Your goal:
Write out the data exactly, please, and omit the pictures.

Data provided:
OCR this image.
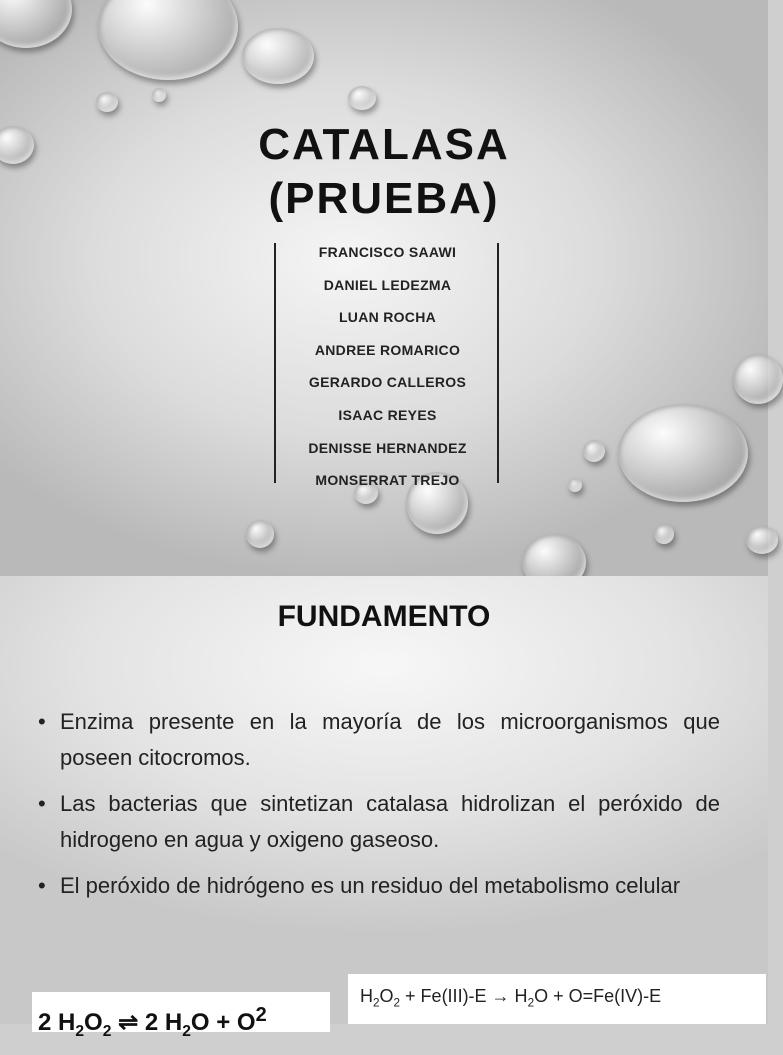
CATALASA
(PRUEBA)
FRANCISCO SAAWI
DANIEL LEDEZMA
LUAN ROCHA
ANDREE ROMARICO
GERARDO CALLEROS
ISAAC REYES
DENISSE HERNANDEZ
MONSERRAT TREJO
FUNDAMENTO
• Enzima presente en la mayoría de los microorganismos que poseen citocromos.
• Las bacterias que sintetizan catalasa hidrolizan el peróxido de hidrogeno en agua y oxigeno gaseoso.
• El peróxido de hidrógeno es un residuo del metabolismo celular
2 $H_2O_2$ ⇌ 2 $H_2O + O^2$
$H_2O_2 + Fe(III)-E \to H_2O + O=Fe(IV)-E$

Solution to the exercise:
OCR this image.
CATALASA
(PRUEBA)
FRANCISCO SAAWI
DANIEL LEDEZMA
LUAN ROCHA
ANDREE ROMARICO
GERARDO CALLEROS
ISAAC REYES
DENISSE HERNANDEZ
MONSERRAT TREJO
FUNDAMENTO
• Enzima presente en la mayoría de los microorganismos que poseen citocromos.
• Las bacterias que sintetizan catalasa hidrolizan el peróxido de hidrogeno en agua y oxigeno gaseoso.
• El peróxido de hidrógeno es un residuo del metabolismo celular
2 $H_2O_2$ ⇌ 2 $H_2O + O^2$
$H_2O_2 + Fe(III)-E \to H_2O + O=Fe(IV)-E$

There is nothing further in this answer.